-- Start Records for the task --

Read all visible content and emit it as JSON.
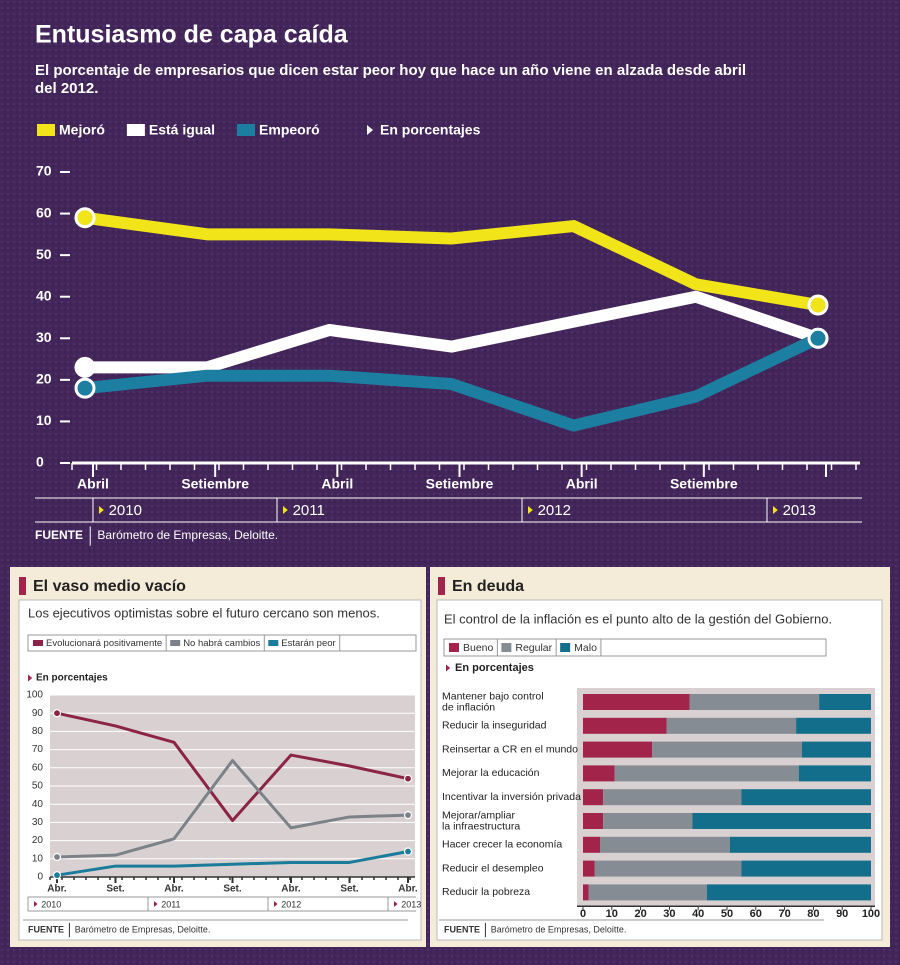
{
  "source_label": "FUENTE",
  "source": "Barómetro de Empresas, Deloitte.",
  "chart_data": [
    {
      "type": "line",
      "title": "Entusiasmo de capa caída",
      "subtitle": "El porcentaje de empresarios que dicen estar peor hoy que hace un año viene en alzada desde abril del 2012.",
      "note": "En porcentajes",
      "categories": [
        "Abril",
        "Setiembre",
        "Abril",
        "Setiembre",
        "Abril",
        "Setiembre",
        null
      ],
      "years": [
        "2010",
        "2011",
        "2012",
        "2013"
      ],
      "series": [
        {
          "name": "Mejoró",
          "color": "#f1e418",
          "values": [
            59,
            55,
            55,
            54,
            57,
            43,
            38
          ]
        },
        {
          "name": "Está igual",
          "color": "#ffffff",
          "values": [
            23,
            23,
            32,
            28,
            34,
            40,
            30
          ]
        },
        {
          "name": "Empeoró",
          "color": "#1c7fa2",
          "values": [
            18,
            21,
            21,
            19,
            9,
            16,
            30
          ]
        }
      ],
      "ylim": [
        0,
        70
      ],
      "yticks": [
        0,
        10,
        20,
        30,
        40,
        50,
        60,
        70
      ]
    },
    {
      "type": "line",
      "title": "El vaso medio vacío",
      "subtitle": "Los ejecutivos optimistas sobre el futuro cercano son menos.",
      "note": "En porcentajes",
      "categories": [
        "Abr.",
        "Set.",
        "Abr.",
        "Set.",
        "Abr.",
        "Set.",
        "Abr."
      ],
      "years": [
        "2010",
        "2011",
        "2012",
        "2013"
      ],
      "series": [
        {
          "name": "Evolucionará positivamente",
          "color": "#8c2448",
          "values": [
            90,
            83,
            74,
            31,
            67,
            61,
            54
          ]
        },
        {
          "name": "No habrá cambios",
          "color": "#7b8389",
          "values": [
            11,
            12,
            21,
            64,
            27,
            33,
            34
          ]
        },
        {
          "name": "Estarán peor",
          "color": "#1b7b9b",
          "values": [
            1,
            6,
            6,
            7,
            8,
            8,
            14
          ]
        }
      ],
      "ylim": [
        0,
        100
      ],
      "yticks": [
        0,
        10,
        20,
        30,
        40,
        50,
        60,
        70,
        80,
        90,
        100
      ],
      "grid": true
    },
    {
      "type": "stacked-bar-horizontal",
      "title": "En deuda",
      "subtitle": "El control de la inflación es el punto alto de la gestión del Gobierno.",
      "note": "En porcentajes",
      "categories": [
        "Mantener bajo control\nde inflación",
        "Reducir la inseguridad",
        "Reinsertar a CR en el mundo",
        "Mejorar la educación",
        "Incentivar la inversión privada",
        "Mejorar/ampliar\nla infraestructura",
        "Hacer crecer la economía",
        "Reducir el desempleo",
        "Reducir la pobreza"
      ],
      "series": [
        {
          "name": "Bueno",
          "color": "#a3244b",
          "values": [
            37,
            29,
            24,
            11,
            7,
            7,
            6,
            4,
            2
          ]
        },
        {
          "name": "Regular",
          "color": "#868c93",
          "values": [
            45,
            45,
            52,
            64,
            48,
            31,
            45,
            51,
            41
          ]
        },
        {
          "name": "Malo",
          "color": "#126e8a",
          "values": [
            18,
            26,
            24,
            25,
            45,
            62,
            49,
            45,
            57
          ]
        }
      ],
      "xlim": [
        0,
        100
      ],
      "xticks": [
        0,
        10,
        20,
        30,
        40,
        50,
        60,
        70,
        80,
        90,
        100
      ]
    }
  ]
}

-- End Records for the task --
-- Start Records for the task --

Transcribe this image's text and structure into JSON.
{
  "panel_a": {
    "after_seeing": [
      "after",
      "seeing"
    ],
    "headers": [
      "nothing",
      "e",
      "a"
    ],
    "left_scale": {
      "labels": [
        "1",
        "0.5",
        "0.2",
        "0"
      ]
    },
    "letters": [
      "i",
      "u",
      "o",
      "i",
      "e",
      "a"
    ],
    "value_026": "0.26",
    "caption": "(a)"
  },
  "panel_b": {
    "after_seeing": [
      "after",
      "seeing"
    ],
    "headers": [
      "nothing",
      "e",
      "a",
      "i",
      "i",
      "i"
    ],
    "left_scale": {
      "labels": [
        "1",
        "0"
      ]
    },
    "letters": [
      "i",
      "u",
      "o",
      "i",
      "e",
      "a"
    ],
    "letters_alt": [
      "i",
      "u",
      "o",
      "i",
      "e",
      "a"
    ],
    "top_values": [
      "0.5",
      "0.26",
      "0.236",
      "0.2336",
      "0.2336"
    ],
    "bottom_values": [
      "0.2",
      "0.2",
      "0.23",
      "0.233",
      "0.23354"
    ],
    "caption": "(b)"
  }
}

-- End Records for the task --

▶ **What you should do**
Find the word "Reducir" in the records and pull out each line that has it.

▶ **Exercise output**
        "Reducir la inseguridad",
        "Reducir el desempleo",
        "Reducir la pobreza"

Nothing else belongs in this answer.